> _Data shown_
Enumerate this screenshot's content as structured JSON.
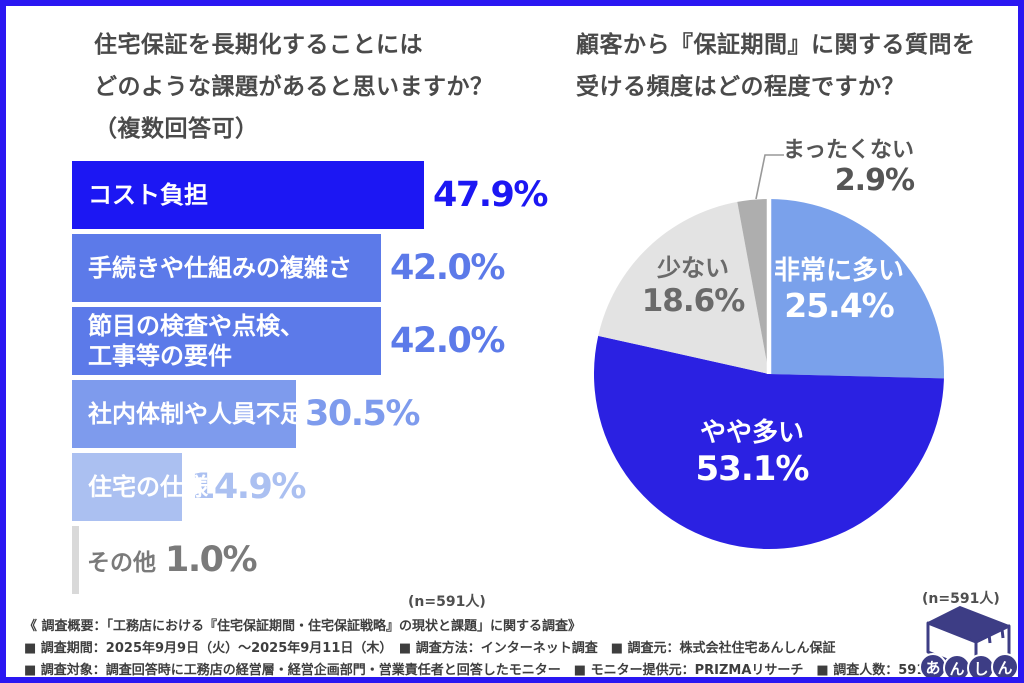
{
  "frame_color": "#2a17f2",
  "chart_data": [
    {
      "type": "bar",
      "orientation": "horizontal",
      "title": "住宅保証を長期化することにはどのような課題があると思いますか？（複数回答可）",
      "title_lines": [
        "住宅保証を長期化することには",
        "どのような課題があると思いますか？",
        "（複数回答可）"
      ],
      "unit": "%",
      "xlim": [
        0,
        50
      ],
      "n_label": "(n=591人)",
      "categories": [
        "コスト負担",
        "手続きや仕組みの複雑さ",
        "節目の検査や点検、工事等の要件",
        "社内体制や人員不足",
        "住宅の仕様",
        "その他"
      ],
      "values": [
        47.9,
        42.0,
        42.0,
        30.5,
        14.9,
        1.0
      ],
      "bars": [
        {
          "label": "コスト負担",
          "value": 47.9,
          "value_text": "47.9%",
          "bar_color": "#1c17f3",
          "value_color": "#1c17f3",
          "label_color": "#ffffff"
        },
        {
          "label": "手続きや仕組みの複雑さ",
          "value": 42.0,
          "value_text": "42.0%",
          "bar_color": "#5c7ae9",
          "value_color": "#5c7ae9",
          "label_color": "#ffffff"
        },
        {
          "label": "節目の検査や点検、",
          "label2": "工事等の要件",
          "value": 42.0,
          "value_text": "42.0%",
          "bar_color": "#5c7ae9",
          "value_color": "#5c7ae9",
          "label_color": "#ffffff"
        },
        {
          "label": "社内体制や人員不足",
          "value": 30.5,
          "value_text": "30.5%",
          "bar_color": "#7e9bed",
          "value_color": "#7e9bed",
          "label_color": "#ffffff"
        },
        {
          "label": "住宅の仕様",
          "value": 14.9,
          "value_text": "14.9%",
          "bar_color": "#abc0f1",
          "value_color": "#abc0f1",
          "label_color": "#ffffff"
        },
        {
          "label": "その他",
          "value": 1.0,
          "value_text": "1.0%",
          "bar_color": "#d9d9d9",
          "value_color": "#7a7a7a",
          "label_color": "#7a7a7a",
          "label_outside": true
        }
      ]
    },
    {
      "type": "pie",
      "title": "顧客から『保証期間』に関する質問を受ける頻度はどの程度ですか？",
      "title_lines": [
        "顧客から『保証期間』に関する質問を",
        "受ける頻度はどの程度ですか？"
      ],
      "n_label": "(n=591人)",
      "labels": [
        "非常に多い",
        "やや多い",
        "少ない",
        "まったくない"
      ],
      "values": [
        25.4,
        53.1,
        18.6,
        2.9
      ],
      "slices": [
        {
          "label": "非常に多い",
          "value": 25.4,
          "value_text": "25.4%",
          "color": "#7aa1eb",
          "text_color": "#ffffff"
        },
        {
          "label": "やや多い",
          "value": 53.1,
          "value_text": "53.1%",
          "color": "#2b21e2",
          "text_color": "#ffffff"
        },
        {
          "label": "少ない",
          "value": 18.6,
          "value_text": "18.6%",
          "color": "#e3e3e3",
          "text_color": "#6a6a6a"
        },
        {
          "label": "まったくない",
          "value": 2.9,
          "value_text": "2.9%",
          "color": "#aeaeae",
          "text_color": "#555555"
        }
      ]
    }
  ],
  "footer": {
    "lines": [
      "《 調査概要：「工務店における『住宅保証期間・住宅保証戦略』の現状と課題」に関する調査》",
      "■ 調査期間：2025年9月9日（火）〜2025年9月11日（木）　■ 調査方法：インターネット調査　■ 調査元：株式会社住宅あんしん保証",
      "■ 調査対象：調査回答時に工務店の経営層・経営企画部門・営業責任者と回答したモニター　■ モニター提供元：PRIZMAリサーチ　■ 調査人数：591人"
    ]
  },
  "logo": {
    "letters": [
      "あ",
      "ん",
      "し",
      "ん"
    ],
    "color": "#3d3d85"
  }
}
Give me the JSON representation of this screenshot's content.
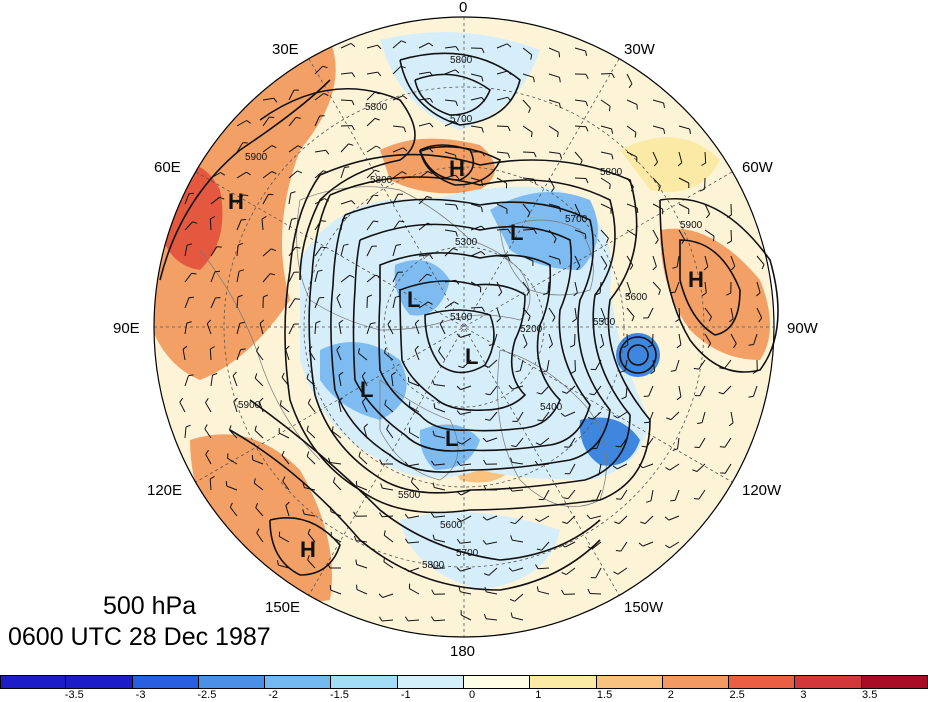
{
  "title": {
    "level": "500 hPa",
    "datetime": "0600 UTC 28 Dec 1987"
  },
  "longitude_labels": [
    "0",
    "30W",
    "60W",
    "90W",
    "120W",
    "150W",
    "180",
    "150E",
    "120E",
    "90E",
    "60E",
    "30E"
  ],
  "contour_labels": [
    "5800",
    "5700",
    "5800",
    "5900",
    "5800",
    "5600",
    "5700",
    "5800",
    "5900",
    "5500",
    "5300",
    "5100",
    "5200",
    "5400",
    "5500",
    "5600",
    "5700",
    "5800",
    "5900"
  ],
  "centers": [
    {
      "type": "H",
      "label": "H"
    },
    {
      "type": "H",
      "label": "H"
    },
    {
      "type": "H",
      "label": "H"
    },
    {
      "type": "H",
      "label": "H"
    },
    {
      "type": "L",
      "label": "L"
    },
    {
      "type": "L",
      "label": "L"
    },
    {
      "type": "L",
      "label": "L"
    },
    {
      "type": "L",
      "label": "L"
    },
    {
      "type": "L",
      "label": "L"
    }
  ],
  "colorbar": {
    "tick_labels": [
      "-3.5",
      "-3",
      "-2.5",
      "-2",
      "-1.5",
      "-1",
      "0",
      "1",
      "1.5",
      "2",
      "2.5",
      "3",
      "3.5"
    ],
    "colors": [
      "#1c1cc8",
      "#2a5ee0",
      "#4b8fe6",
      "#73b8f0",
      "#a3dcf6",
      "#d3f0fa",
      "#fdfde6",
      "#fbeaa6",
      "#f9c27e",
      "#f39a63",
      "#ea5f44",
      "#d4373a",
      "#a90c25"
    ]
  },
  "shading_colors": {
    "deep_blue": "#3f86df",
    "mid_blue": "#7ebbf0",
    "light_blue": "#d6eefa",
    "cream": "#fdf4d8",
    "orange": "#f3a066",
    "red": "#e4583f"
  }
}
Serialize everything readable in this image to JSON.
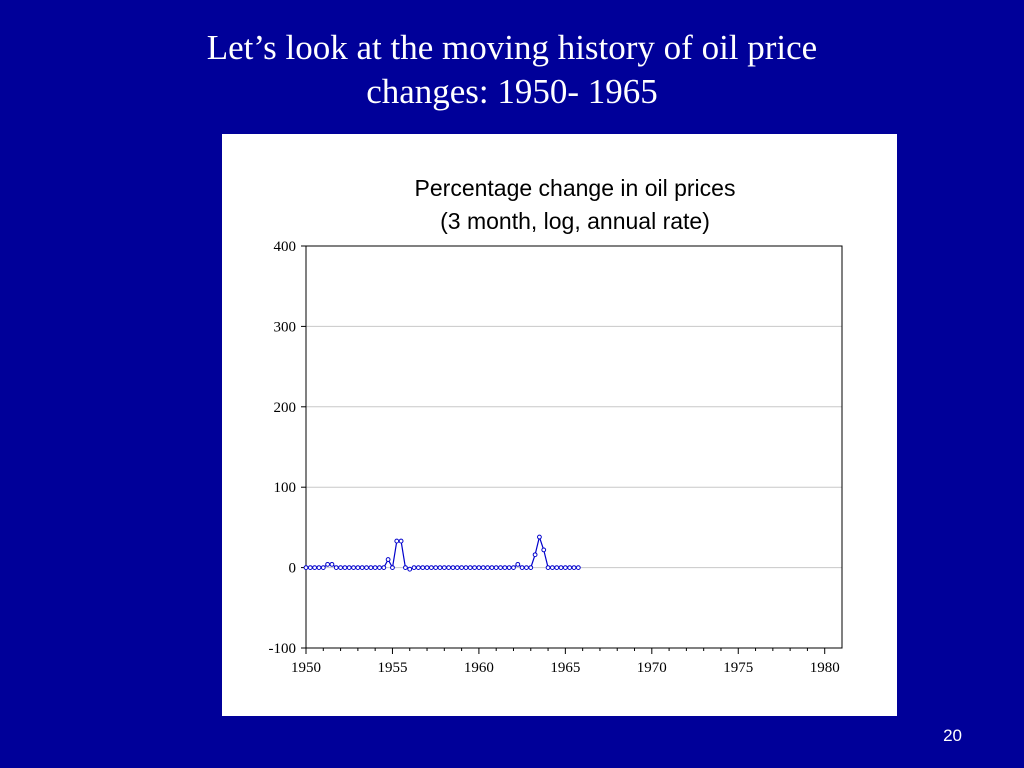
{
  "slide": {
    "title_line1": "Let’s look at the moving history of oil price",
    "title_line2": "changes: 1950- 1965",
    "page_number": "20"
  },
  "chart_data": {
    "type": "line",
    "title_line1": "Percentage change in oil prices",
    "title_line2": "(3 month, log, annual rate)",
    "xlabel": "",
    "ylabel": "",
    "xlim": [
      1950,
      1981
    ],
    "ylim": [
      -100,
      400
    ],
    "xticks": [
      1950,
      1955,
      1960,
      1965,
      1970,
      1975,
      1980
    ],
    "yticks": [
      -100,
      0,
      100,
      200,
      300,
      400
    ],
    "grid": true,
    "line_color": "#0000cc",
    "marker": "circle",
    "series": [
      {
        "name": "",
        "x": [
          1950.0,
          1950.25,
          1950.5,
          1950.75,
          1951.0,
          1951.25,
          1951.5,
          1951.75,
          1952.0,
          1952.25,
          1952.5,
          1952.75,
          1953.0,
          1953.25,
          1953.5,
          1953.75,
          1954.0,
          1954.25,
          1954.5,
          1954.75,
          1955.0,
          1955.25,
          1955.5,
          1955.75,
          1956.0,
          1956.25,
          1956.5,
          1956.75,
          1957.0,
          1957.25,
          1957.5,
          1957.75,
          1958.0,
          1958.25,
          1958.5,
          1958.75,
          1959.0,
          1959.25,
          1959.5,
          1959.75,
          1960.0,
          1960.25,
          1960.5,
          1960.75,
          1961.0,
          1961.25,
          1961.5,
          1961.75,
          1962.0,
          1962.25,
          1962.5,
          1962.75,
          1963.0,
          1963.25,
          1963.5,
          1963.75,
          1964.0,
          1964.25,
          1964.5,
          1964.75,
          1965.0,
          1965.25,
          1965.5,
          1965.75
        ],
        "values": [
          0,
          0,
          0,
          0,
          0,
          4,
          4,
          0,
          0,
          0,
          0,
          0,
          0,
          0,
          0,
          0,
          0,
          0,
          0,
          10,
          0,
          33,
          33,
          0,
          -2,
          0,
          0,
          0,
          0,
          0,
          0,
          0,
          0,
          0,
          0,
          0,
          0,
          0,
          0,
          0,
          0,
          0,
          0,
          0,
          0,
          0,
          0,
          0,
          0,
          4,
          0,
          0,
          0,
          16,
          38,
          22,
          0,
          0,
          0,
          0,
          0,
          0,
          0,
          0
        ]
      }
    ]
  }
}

> _Objective_
Copy every line above in which the string "顧客から" shows up.

> _Solution to this exercise_
      "title": "顧客から『保証期間』に関する質問を受ける頻度はどの程度ですか？",
        "顧客から『保証期間』に関する質問を",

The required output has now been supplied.